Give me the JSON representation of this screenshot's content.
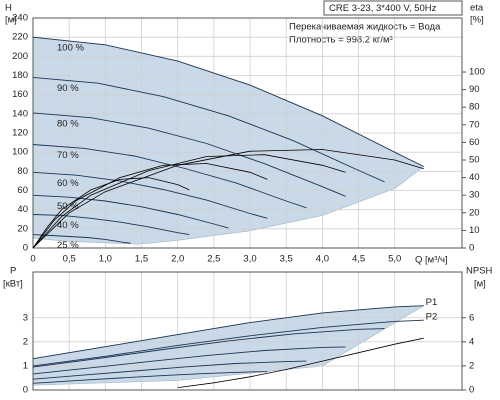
{
  "chart_data": [
    {
      "type": "line",
      "header": "CRE 3-23, 3*400 V, 50Hz",
      "notes": [
        "Перекачиваемая жидкость = Вода",
        "Плотность = 998.2 кг/м³"
      ],
      "ylabel": [
        "H",
        "[м]"
      ],
      "y2label": [
        "eta",
        "[%]"
      ],
      "xlabel": "Q [м³/ч]",
      "xlim": [
        0,
        5.93
      ],
      "ylim": [
        0,
        240
      ],
      "y2lim": [
        0,
        130.7
      ],
      "xticks": [
        0,
        {
          "value": 0.5,
          "label": "0,5"
        },
        {
          "value": 1,
          "label": "1,0"
        },
        {
          "value": 1.5,
          "label": "1,5"
        },
        {
          "value": 2,
          "label": "2,0"
        },
        {
          "value": 2.5,
          "label": "2,5"
        },
        {
          "value": 3,
          "label": "3,0"
        },
        {
          "value": 3.5,
          "label": "3,5"
        },
        {
          "value": 4,
          "label": "4,0"
        },
        {
          "value": 4.5,
          "label": "4,5"
        },
        {
          "value": 5,
          "label": "5,0"
        }
      ],
      "yticks": [
        0,
        20,
        40,
        60,
        80,
        100,
        120,
        140,
        160,
        180,
        200,
        220,
        240
      ],
      "y2ticks": [
        0,
        10,
        20,
        30,
        40,
        50,
        60,
        70,
        80,
        90,
        100
      ],
      "grid": true,
      "region": {
        "color": "#c9d9e8",
        "x": [
          0,
          1,
          2,
          3,
          4,
          5,
          5.4,
          5,
          4,
          3,
          2,
          1.45,
          0.5,
          0
        ],
        "y": [
          220,
          212,
          195,
          170,
          138,
          100,
          85,
          62,
          34,
          18,
          8,
          4,
          7,
          10
        ]
      },
      "series": [
        {
          "name": "100 %",
          "color": "#1c3553",
          "x": [
            0,
            1,
            2,
            3,
            4,
            5,
            5.4
          ],
          "values": [
            220,
            212,
            195,
            170,
            138,
            100,
            85
          ]
        },
        {
          "name": "90 %",
          "color": "#1c3553",
          "x": [
            0,
            0.9,
            1.8,
            2.7,
            3.6,
            4.5,
            4.86
          ],
          "values": [
            178,
            172,
            158,
            138,
            112,
            81,
            69
          ]
        },
        {
          "name": "80 %",
          "color": "#1c3553",
          "x": [
            0,
            0.8,
            1.6,
            2.4,
            3.2,
            4.0,
            4.32
          ],
          "values": [
            141,
            136,
            125,
            109,
            88,
            64,
            54
          ]
        },
        {
          "name": "70 %",
          "color": "#1c3553",
          "x": [
            0,
            0.7,
            1.4,
            2.1,
            2.8,
            3.5,
            3.78
          ],
          "values": [
            108,
            104,
            96,
            83,
            68,
            49,
            42
          ]
        },
        {
          "name": "60 %",
          "color": "#1c3553",
          "x": [
            0,
            0.6,
            1.2,
            1.8,
            2.4,
            3.0,
            3.24
          ],
          "values": [
            79,
            76,
            70,
            61,
            50,
            36,
            31
          ]
        },
        {
          "name": "50 %",
          "color": "#1c3553",
          "x": [
            0,
            0.5,
            1.0,
            1.5,
            2.0,
            2.5,
            2.7
          ],
          "values": [
            55,
            53,
            49,
            43,
            35,
            25,
            21
          ]
        },
        {
          "name": "40 %",
          "color": "#1c3553",
          "x": [
            0,
            0.4,
            0.8,
            1.2,
            1.6,
            2.0,
            2.16
          ],
          "values": [
            35,
            34,
            31,
            27,
            22,
            16,
            14
          ]
        },
        {
          "name": "25 %",
          "color": "#1c3553",
          "x": [
            0,
            0.25,
            0.5,
            0.75,
            1.0,
            1.25,
            1.35
          ],
          "values": [
            14,
            13,
            12,
            11,
            9,
            6,
            5
          ]
        },
        {
          "color": "#000000",
          "axis": "y2",
          "x": [
            0,
            0.5,
            1,
            2,
            3,
            4,
            5,
            5.4
          ],
          "values": [
            0,
            20,
            32,
            47,
            55,
            56,
            50,
            45
          ]
        },
        {
          "color": "#000000",
          "axis": "y2",
          "x": [
            0,
            0.4,
            0.8,
            1.6,
            2.4,
            3.2,
            4.0,
            4.32
          ],
          "values": [
            0,
            18,
            30,
            44,
            52,
            53,
            47,
            43
          ]
        },
        {
          "color": "#000000",
          "axis": "y2",
          "x": [
            0,
            0.3,
            0.6,
            1.2,
            1.8,
            2.4,
            3.0,
            3.24
          ],
          "values": [
            0,
            16,
            27,
            40,
            47,
            48,
            43,
            39
          ]
        },
        {
          "color": "#000000",
          "axis": "y2",
          "x": [
            0,
            0.2,
            0.4,
            0.8,
            1.2,
            1.6,
            2.0,
            2.16
          ],
          "values": [
            0,
            12,
            22,
            33,
            39,
            40,
            36,
            33
          ]
        }
      ]
    },
    {
      "type": "line",
      "ylabel": [
        "P",
        "[кВт]"
      ],
      "y2label": [
        "NPSH",
        "[м]"
      ],
      "xlim": [
        0,
        5.93
      ],
      "ylim": [
        0,
        4.9
      ],
      "y2lim": [
        0,
        9.8
      ],
      "xticks": [
        0,
        0.5,
        1,
        1.5,
        2,
        2.5,
        3,
        3.5,
        4,
        4.5,
        5
      ],
      "yticks": [
        0,
        1,
        2,
        3
      ],
      "y2ticks": [
        0,
        2,
        4,
        6
      ],
      "grid": true,
      "region": {
        "color": "#c9d9e8",
        "x": [
          0,
          1,
          2,
          3,
          4,
          5,
          5.4,
          4,
          2,
          0
        ],
        "y": [
          1.3,
          1.8,
          2.3,
          2.8,
          3.2,
          3.45,
          3.5,
          1.0,
          0.4,
          0.2
        ]
      },
      "series": [
        {
          "name": "P1",
          "color": "#1c3553",
          "x": [
            0,
            1,
            2,
            3,
            4,
            5,
            5.4
          ],
          "values": [
            1.3,
            1.8,
            2.3,
            2.8,
            3.2,
            3.45,
            3.5
          ]
        },
        {
          "name": "P2",
          "color": "#1c3553",
          "x": [
            0,
            1,
            2,
            3,
            4,
            5,
            5.4
          ],
          "values": [
            1.0,
            1.4,
            1.85,
            2.25,
            2.6,
            2.85,
            2.9
          ]
        },
        {
          "color": "#1c3553",
          "x": [
            0,
            0.9,
            1.8,
            2.7,
            3.6,
            4.5,
            4.86
          ],
          "values": [
            0.95,
            1.31,
            1.68,
            2.04,
            2.33,
            2.52,
            2.55
          ]
        },
        {
          "color": "#1c3553",
          "x": [
            0,
            0.8,
            1.6,
            2.4,
            3.2,
            4.0,
            4.32
          ],
          "values": [
            0.67,
            0.92,
            1.18,
            1.43,
            1.64,
            1.77,
            1.79
          ]
        },
        {
          "color": "#1c3553",
          "x": [
            0,
            0.7,
            1.4,
            2.1,
            2.8,
            3.5,
            3.78
          ],
          "values": [
            0.45,
            0.62,
            0.79,
            0.96,
            1.1,
            1.18,
            1.2
          ]
        },
        {
          "color": "#1c3553",
          "x": [
            0,
            0.6,
            1.2,
            1.8,
            2.4,
            3.0,
            3.24
          ],
          "values": [
            0.28,
            0.39,
            0.5,
            0.6,
            0.69,
            0.75,
            0.76
          ]
        },
        {
          "color": "#000000",
          "axis": "y2",
          "x": [
            2,
            2.5,
            3,
            3.5,
            4,
            4.5,
            5,
            5.4
          ],
          "values": [
            0.2,
            0.6,
            1.1,
            1.7,
            2.4,
            3.1,
            3.8,
            4.3
          ]
        }
      ]
    }
  ]
}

* What you will do *
Reproduce each entry precisely, dropping only the pictures.

* Complete output *
Give me the JSON representation of this screenshot's content.
{
  "chart_data": [
    {
      "type": "line",
      "header": "CRE 3-23, 3*400 V, 50Hz",
      "notes": [
        "Перекачиваемая жидкость = Вода",
        "Плотность = 998.2 кг/м³"
      ],
      "ylabel": [
        "H",
        "[м]"
      ],
      "y2label": [
        "eta",
        "[%]"
      ],
      "xlabel": "Q [м³/ч]",
      "xlim": [
        0,
        5.93
      ],
      "ylim": [
        0,
        240
      ],
      "y2lim": [
        0,
        130.7
      ],
      "xticks": [
        0,
        {
          "value": 0.5,
          "label": "0,5"
        },
        {
          "value": 1,
          "label": "1,0"
        },
        {
          "value": 1.5,
          "label": "1,5"
        },
        {
          "value": 2,
          "label": "2,0"
        },
        {
          "value": 2.5,
          "label": "2,5"
        },
        {
          "value": 3,
          "label": "3,0"
        },
        {
          "value": 3.5,
          "label": "3,5"
        },
        {
          "value": 4,
          "label": "4,0"
        },
        {
          "value": 4.5,
          "label": "4,5"
        },
        {
          "value": 5,
          "label": "5,0"
        }
      ],
      "yticks": [
        0,
        20,
        40,
        60,
        80,
        100,
        120,
        140,
        160,
        180,
        200,
        220,
        240
      ],
      "y2ticks": [
        0,
        10,
        20,
        30,
        40,
        50,
        60,
        70,
        80,
        90,
        100
      ],
      "grid": true,
      "region": {
        "color": "#c9d9e8",
        "x": [
          0,
          1,
          2,
          3,
          4,
          5,
          5.4,
          5,
          4,
          3,
          2,
          1.45,
          0.5,
          0
        ],
        "y": [
          220,
          212,
          195,
          170,
          138,
          100,
          85,
          62,
          34,
          18,
          8,
          4,
          7,
          10
        ]
      },
      "series": [
        {
          "name": "100 %",
          "color": "#1c3553",
          "x": [
            0,
            1,
            2,
            3,
            4,
            5,
            5.4
          ],
          "values": [
            220,
            212,
            195,
            170,
            138,
            100,
            85
          ]
        },
        {
          "name": "90 %",
          "color": "#1c3553",
          "x": [
            0,
            0.9,
            1.8,
            2.7,
            3.6,
            4.5,
            4.86
          ],
          "values": [
            178,
            172,
            158,
            138,
            112,
            81,
            69
          ]
        },
        {
          "name": "80 %",
          "color": "#1c3553",
          "x": [
            0,
            0.8,
            1.6,
            2.4,
            3.2,
            4.0,
            4.32
          ],
          "values": [
            141,
            136,
            125,
            109,
            88,
            64,
            54
          ]
        },
        {
          "name": "70 %",
          "color": "#1c3553",
          "x": [
            0,
            0.7,
            1.4,
            2.1,
            2.8,
            3.5,
            3.78
          ],
          "values": [
            108,
            104,
            96,
            83,
            68,
            49,
            42
          ]
        },
        {
          "name": "60 %",
          "color": "#1c3553",
          "x": [
            0,
            0.6,
            1.2,
            1.8,
            2.4,
            3.0,
            3.24
          ],
          "values": [
            79,
            76,
            70,
            61,
            50,
            36,
            31
          ]
        },
        {
          "name": "50 %",
          "color": "#1c3553",
          "x": [
            0,
            0.5,
            1.0,
            1.5,
            2.0,
            2.5,
            2.7
          ],
          "values": [
            55,
            53,
            49,
            43,
            35,
            25,
            21
          ]
        },
        {
          "name": "40 %",
          "color": "#1c3553",
          "x": [
            0,
            0.4,
            0.8,
            1.2,
            1.6,
            2.0,
            2.16
          ],
          "values": [
            35,
            34,
            31,
            27,
            22,
            16,
            14
          ]
        },
        {
          "name": "25 %",
          "color": "#1c3553",
          "x": [
            0,
            0.25,
            0.5,
            0.75,
            1.0,
            1.25,
            1.35
          ],
          "values": [
            14,
            13,
            12,
            11,
            9,
            6,
            5
          ]
        },
        {
          "color": "#000000",
          "axis": "y2",
          "x": [
            0,
            0.5,
            1,
            2,
            3,
            4,
            5,
            5.4
          ],
          "values": [
            0,
            20,
            32,
            47,
            55,
            56,
            50,
            45
          ]
        },
        {
          "color": "#000000",
          "axis": "y2",
          "x": [
            0,
            0.4,
            0.8,
            1.6,
            2.4,
            3.2,
            4.0,
            4.32
          ],
          "values": [
            0,
            18,
            30,
            44,
            52,
            53,
            47,
            43
          ]
        },
        {
          "color": "#000000",
          "axis": "y2",
          "x": [
            0,
            0.3,
            0.6,
            1.2,
            1.8,
            2.4,
            3.0,
            3.24
          ],
          "values": [
            0,
            16,
            27,
            40,
            47,
            48,
            43,
            39
          ]
        },
        {
          "color": "#000000",
          "axis": "y2",
          "x": [
            0,
            0.2,
            0.4,
            0.8,
            1.2,
            1.6,
            2.0,
            2.16
          ],
          "values": [
            0,
            12,
            22,
            33,
            39,
            40,
            36,
            33
          ]
        }
      ]
    },
    {
      "type": "line",
      "ylabel": [
        "P",
        "[кВт]"
      ],
      "y2label": [
        "NPSH",
        "[м]"
      ],
      "xlim": [
        0,
        5.93
      ],
      "ylim": [
        0,
        4.9
      ],
      "y2lim": [
        0,
        9.8
      ],
      "xticks": [
        0,
        0.5,
        1,
        1.5,
        2,
        2.5,
        3,
        3.5,
        4,
        4.5,
        5
      ],
      "yticks": [
        0,
        1,
        2,
        3
      ],
      "y2ticks": [
        0,
        2,
        4,
        6
      ],
      "grid": true,
      "region": {
        "color": "#c9d9e8",
        "x": [
          0,
          1,
          2,
          3,
          4,
          5,
          5.4,
          4,
          2,
          0
        ],
        "y": [
          1.3,
          1.8,
          2.3,
          2.8,
          3.2,
          3.45,
          3.5,
          1.0,
          0.4,
          0.2
        ]
      },
      "series": [
        {
          "name": "P1",
          "color": "#1c3553",
          "x": [
            0,
            1,
            2,
            3,
            4,
            5,
            5.4
          ],
          "values": [
            1.3,
            1.8,
            2.3,
            2.8,
            3.2,
            3.45,
            3.5
          ]
        },
        {
          "name": "P2",
          "color": "#1c3553",
          "x": [
            0,
            1,
            2,
            3,
            4,
            5,
            5.4
          ],
          "values": [
            1.0,
            1.4,
            1.85,
            2.25,
            2.6,
            2.85,
            2.9
          ]
        },
        {
          "color": "#1c3553",
          "x": [
            0,
            0.9,
            1.8,
            2.7,
            3.6,
            4.5,
            4.86
          ],
          "values": [
            0.95,
            1.31,
            1.68,
            2.04,
            2.33,
            2.52,
            2.55
          ]
        },
        {
          "color": "#1c3553",
          "x": [
            0,
            0.8,
            1.6,
            2.4,
            3.2,
            4.0,
            4.32
          ],
          "values": [
            0.67,
            0.92,
            1.18,
            1.43,
            1.64,
            1.77,
            1.79
          ]
        },
        {
          "color": "#1c3553",
          "x": [
            0,
            0.7,
            1.4,
            2.1,
            2.8,
            3.5,
            3.78
          ],
          "values": [
            0.45,
            0.62,
            0.79,
            0.96,
            1.1,
            1.18,
            1.2
          ]
        },
        {
          "color": "#1c3553",
          "x": [
            0,
            0.6,
            1.2,
            1.8,
            2.4,
            3.0,
            3.24
          ],
          "values": [
            0.28,
            0.39,
            0.5,
            0.6,
            0.69,
            0.75,
            0.76
          ]
        },
        {
          "color": "#000000",
          "axis": "y2",
          "x": [
            2,
            2.5,
            3,
            3.5,
            4,
            4.5,
            5,
            5.4
          ],
          "values": [
            0.2,
            0.6,
            1.1,
            1.7,
            2.4,
            3.1,
            3.8,
            4.3
          ]
        }
      ]
    }
  ]
}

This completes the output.